Saved data entries

━━━━

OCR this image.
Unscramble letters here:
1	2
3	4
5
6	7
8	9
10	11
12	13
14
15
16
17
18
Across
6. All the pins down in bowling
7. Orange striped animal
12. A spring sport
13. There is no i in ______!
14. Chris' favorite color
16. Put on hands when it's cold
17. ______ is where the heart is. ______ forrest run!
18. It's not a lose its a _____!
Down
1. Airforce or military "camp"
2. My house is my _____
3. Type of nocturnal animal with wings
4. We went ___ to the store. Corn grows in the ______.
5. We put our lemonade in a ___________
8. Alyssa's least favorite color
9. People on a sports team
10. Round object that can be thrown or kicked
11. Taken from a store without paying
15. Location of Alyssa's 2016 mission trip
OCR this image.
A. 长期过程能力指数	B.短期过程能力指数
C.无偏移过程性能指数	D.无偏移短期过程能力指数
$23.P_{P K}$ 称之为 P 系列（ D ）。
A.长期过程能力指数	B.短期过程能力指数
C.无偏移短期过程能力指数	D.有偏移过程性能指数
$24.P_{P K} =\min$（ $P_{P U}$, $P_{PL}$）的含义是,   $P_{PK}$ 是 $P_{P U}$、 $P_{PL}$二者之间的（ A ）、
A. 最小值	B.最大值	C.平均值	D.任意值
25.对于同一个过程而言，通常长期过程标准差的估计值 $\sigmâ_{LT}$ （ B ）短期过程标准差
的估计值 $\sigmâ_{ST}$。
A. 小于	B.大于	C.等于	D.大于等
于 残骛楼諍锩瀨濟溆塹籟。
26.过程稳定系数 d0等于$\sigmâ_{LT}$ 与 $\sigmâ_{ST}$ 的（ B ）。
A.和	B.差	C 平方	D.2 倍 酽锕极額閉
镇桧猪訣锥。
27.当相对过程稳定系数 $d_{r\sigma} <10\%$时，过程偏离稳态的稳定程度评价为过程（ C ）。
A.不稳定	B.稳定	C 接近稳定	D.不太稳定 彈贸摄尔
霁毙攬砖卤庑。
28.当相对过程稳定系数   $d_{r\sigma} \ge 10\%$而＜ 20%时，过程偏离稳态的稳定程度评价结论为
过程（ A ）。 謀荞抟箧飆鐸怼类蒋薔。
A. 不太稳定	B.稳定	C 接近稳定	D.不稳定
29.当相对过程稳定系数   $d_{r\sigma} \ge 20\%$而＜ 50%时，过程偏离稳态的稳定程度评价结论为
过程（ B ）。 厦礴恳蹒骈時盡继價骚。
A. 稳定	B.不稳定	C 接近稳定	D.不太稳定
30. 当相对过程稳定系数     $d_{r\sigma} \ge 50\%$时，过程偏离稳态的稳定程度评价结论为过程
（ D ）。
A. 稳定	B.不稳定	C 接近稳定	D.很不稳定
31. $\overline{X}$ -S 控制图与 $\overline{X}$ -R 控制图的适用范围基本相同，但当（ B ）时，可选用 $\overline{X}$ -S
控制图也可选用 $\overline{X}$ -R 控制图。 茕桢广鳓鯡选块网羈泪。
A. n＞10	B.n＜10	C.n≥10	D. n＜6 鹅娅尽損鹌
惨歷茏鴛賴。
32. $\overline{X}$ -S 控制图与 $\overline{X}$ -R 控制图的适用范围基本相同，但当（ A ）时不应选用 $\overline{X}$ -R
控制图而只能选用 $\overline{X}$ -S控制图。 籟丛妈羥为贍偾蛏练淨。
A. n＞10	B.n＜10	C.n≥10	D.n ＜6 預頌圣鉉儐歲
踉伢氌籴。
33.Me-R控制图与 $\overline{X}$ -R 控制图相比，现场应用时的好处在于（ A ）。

━━━━

WHAT YOU WILL DO »
The listing above should be transcribed in full, exactly as written.

PROBLEM SOLUTION »
OCR this image.
Unscramble letters here:
1	2
3	4
5
6	7
8	9
10	11
12	13
14
15
16
17
18
Across
6. All the pins down in bowling
7. Orange striped animal
12. A spring sport
13. There is no i in ______!
14. Chris' favorite color
16. Put on hands when it's cold
17. ______ is where the heart is. ______ forrest run!
18. It's not a lose its a _____!
Down
1. Airforce or military "camp"
2. My house is my _____
3. Type of nocturnal animal with wings
4. We went ___ to the store. Corn grows in the ______.
5. We put our lemonade in a ___________
8. Alyssa's least favorite color
9. People on a sports team
10. Round object that can be thrown or kicked
11. Taken from a store without paying
15. Location of Alyssa's 2016 mission trip
OCR this image.
A. 长期过程能力指数	B.短期过程能力指数
C.无偏移过程性能指数	D.无偏移短期过程能力指数
$23.P_{P K}$ 称之为 P 系列（ D ）。
A.长期过程能力指数	B.短期过程能力指数
C.无偏移短期过程能力指数	D.有偏移过程性能指数
$24.P_{P K} =\min$（ $P_{P U}$, $P_{PL}$）的含义是,   $P_{PK}$ 是 $P_{P U}$、 $P_{PL}$二者之间的（ A ）、
A. 最小值	B.最大值	C.平均值	D.任意值
25.对于同一个过程而言，通常长期过程标准差的估计值 $\sigmâ_{LT}$ （ B ）短期过程标准差
的估计值 $\sigmâ_{ST}$。
A. 小于	B.大于	C.等于	D.大于等
于 残骛楼諍锩瀨濟溆塹籟。
26.过程稳定系数 d0等于$\sigmâ_{LT}$ 与 $\sigmâ_{ST}$ 的（ B ）。
A.和	B.差	C 平方	D.2 倍 酽锕极額閉
镇桧猪訣锥。
27.当相对过程稳定系数 $d_{r\sigma} <10\%$时，过程偏离稳态的稳定程度评价为过程（ C ）。
A.不稳定	B.稳定	C 接近稳定	D.不太稳定 彈贸摄尔
霁毙攬砖卤庑。
28.当相对过程稳定系数   $d_{r\sigma} \ge 10\%$而＜ 20%时，过程偏离稳态的稳定程度评价结论为
过程（ A ）。 謀荞抟箧飆鐸怼类蒋薔。
A. 不太稳定	B.稳定	C 接近稳定	D.不稳定
29.当相对过程稳定系数   $d_{r\sigma} \ge 20\%$而＜ 50%时，过程偏离稳态的稳定程度评价结论为
过程（ B ）。 厦礴恳蹒骈時盡继價骚。
A. 稳定	B.不稳定	C 接近稳定	D.不太稳定
30. 当相对过程稳定系数     $d_{r\sigma} \ge 50\%$时，过程偏离稳态的稳定程度评价结论为过程
（ D ）。
A. 稳定	B.不稳定	C 接近稳定	D.很不稳定
31. $\overline{X}$ -S 控制图与 $\overline{X}$ -R 控制图的适用范围基本相同，但当（ B ）时，可选用 $\overline{X}$ -S
控制图也可选用 $\overline{X}$ -R 控制图。 茕桢广鳓鯡选块网羈泪。
A. n＞10	B.n＜10	C.n≥10	D. n＜6 鹅娅尽損鹌
惨歷茏鴛賴。
32. $\overline{X}$ -S 控制图与 $\overline{X}$ -R 控制图的适用范围基本相同，但当（ A ）时不应选用 $\overline{X}$ -R
控制图而只能选用 $\overline{X}$ -S控制图。 籟丛妈羥为贍偾蛏练淨。
A. n＞10	B.n＜10	C.n≥10	D.n ＜6 預頌圣鉉儐歲
踉伢氌籴。
33.Me-R控制图与 $\overline{X}$ -R 控制图相比，现场应用时的好处在于（ A ）。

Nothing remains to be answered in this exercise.